Saved entries —

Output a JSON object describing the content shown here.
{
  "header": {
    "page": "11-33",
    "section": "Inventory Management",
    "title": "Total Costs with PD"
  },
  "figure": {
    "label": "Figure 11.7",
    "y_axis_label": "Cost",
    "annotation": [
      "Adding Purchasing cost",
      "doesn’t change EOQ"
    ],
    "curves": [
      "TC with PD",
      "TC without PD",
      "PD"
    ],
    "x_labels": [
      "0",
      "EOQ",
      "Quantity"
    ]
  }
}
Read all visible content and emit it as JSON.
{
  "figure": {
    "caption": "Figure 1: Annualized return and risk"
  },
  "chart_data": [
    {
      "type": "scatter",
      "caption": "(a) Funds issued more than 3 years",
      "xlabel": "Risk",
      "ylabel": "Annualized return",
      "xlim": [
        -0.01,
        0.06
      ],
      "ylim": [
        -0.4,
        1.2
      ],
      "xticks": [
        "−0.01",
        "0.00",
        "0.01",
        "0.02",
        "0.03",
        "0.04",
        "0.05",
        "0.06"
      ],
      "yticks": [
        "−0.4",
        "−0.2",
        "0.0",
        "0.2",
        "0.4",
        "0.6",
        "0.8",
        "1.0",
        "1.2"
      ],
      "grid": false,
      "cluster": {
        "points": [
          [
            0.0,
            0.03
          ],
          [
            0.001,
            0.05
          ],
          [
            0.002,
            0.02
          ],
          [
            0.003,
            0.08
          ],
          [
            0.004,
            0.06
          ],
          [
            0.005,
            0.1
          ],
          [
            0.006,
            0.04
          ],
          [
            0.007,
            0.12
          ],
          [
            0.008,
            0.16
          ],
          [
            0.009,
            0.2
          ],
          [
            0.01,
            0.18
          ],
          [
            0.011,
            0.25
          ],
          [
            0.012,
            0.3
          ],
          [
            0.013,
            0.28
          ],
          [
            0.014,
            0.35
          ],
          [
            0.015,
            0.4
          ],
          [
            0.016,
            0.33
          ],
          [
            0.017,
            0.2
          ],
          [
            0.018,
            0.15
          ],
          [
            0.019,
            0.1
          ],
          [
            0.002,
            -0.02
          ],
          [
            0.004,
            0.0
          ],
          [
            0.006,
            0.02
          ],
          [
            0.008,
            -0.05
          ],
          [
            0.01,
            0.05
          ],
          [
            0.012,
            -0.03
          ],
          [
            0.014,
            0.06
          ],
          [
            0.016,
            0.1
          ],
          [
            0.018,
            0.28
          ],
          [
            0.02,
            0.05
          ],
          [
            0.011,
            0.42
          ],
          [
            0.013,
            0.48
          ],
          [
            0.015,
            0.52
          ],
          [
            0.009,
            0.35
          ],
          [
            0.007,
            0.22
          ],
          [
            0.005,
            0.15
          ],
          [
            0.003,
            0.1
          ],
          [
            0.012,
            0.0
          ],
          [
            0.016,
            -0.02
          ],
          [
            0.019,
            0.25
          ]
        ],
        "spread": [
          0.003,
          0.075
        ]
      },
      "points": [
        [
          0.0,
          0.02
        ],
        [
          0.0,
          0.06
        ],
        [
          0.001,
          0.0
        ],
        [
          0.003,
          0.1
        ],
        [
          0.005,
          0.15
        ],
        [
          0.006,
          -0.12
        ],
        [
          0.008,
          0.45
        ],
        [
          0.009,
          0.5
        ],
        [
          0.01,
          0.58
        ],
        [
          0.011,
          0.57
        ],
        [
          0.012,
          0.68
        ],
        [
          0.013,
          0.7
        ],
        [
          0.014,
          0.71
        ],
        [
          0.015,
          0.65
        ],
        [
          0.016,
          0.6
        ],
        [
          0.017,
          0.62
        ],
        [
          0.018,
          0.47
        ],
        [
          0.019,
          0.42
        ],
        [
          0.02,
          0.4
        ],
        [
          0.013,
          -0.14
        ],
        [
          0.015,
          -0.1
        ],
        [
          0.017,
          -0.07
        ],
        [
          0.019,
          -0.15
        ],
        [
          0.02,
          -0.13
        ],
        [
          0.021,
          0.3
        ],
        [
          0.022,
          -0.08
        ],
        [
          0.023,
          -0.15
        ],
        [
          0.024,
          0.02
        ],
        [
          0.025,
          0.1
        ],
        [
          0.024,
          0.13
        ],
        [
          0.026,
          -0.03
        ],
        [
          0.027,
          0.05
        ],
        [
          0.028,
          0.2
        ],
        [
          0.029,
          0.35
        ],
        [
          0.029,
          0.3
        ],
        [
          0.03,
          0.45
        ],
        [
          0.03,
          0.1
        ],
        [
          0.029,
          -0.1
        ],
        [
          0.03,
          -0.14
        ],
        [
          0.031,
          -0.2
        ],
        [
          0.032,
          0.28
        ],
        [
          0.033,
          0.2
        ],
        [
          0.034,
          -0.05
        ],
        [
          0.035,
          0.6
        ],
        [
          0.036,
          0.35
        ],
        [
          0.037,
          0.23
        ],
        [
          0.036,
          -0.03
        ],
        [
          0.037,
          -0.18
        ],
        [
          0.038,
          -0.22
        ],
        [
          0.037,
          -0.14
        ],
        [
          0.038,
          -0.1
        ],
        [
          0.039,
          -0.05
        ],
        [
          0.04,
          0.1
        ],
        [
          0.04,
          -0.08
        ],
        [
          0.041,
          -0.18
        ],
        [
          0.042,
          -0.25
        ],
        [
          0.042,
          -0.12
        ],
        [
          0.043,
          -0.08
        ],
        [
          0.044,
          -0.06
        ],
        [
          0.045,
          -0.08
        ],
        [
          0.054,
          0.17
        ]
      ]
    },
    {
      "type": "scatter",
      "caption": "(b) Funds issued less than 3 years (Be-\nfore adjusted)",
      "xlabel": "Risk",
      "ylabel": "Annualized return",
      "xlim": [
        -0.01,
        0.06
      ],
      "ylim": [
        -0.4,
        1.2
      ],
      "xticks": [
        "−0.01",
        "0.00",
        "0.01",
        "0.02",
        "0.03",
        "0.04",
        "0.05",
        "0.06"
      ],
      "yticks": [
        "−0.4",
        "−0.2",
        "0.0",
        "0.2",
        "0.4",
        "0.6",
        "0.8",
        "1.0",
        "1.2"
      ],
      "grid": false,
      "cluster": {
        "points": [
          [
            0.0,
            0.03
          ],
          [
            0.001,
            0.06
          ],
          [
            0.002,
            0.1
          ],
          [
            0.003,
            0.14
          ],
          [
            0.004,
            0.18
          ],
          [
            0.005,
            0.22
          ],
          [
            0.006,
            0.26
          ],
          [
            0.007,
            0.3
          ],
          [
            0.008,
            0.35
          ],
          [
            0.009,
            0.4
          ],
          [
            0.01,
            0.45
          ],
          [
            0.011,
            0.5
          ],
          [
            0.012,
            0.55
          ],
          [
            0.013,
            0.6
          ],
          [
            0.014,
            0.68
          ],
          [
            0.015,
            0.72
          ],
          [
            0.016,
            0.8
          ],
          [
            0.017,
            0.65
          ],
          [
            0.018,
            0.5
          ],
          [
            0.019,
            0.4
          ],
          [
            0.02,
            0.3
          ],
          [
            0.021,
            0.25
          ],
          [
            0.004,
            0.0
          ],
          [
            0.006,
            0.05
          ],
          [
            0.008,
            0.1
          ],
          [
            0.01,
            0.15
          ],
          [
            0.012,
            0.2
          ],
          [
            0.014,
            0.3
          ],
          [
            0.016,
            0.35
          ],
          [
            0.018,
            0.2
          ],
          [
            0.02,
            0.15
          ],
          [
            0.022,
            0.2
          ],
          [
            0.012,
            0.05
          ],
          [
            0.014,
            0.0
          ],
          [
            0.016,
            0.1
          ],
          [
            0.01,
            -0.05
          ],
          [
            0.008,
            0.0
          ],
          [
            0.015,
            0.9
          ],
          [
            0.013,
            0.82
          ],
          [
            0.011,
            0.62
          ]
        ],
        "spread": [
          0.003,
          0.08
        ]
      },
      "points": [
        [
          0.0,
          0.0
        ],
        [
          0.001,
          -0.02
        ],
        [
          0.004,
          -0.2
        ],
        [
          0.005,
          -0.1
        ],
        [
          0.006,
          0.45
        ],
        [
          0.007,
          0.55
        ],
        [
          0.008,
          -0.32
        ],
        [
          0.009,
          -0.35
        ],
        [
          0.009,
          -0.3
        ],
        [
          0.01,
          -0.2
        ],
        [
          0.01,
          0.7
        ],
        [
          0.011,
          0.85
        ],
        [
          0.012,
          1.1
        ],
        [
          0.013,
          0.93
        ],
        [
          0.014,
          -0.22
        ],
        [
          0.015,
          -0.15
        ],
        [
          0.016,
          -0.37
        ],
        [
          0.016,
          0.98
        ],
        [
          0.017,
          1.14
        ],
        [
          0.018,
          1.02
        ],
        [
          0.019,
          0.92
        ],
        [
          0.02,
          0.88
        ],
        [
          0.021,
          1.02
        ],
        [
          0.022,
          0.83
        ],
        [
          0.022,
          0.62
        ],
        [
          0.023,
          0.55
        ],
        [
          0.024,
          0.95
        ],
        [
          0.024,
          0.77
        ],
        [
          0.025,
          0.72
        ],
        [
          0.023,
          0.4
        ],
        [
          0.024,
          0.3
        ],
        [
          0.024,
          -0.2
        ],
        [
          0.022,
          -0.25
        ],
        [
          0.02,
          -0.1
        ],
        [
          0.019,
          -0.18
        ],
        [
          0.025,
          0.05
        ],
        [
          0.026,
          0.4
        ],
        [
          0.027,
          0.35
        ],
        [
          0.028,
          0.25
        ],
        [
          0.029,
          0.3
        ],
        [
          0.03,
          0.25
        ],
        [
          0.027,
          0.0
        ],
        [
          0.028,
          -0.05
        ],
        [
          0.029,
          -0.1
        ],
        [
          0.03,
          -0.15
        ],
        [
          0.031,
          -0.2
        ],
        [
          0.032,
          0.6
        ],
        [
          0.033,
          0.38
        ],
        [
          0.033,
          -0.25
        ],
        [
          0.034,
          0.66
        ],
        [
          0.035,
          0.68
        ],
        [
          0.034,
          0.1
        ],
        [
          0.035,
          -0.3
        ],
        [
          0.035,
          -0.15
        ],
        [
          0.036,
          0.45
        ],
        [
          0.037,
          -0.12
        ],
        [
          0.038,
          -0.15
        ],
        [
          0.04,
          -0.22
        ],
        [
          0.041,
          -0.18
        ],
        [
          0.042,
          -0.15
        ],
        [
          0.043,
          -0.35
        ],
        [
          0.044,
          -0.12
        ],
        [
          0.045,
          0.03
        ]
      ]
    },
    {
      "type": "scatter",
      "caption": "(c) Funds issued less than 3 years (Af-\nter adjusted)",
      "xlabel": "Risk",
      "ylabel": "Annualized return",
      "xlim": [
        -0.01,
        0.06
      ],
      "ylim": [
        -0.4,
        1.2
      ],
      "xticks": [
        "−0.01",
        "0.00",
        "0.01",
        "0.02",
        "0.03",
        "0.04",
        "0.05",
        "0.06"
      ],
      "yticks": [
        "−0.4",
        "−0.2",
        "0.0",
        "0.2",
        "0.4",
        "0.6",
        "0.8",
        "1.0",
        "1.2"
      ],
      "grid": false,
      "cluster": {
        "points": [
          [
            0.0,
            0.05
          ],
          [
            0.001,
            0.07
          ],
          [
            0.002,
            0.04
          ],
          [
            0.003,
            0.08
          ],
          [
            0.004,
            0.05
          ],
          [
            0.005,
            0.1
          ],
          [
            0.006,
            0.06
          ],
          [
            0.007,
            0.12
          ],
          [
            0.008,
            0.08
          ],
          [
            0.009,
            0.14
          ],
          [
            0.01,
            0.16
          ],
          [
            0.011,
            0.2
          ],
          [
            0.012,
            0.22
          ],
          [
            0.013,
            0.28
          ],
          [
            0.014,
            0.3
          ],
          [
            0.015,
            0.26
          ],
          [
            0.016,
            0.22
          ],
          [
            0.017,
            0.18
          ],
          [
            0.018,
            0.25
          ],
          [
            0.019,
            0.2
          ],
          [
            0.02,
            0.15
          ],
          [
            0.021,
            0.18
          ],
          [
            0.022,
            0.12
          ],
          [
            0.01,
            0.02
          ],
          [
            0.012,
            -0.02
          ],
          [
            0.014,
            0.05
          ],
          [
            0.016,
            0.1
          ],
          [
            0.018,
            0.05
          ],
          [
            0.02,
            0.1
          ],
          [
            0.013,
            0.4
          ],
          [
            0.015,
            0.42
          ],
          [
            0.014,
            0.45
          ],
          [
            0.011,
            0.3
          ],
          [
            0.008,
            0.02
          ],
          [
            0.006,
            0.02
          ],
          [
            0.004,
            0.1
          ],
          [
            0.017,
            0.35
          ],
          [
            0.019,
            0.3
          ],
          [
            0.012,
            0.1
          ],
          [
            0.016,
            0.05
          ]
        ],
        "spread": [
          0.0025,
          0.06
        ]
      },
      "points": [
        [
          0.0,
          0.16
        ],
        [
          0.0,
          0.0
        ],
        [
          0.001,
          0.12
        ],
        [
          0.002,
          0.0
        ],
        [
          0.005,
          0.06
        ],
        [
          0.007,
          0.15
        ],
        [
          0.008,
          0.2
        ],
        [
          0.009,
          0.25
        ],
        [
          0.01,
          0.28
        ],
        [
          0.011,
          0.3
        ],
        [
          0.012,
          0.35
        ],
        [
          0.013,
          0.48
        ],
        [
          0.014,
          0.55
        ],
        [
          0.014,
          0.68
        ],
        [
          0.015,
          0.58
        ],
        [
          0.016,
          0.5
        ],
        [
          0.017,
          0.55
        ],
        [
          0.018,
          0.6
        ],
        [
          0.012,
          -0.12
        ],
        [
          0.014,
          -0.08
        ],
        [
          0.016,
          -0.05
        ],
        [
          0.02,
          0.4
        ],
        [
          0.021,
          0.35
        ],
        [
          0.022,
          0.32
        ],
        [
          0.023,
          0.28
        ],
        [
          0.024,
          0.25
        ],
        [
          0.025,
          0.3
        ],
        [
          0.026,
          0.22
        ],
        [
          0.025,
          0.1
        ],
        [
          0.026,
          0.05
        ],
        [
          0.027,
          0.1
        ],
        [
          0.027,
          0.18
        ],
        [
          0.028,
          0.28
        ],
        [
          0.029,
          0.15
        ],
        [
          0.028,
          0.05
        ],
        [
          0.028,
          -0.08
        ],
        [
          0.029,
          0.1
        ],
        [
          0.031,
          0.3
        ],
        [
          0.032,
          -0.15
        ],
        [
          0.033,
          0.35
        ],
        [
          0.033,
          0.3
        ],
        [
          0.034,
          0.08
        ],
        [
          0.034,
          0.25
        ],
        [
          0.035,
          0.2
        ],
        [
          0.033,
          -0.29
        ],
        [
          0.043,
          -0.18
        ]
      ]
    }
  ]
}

AIM —
State only the count of lines above that hold the string "less".

ANSWER IN FULL —
2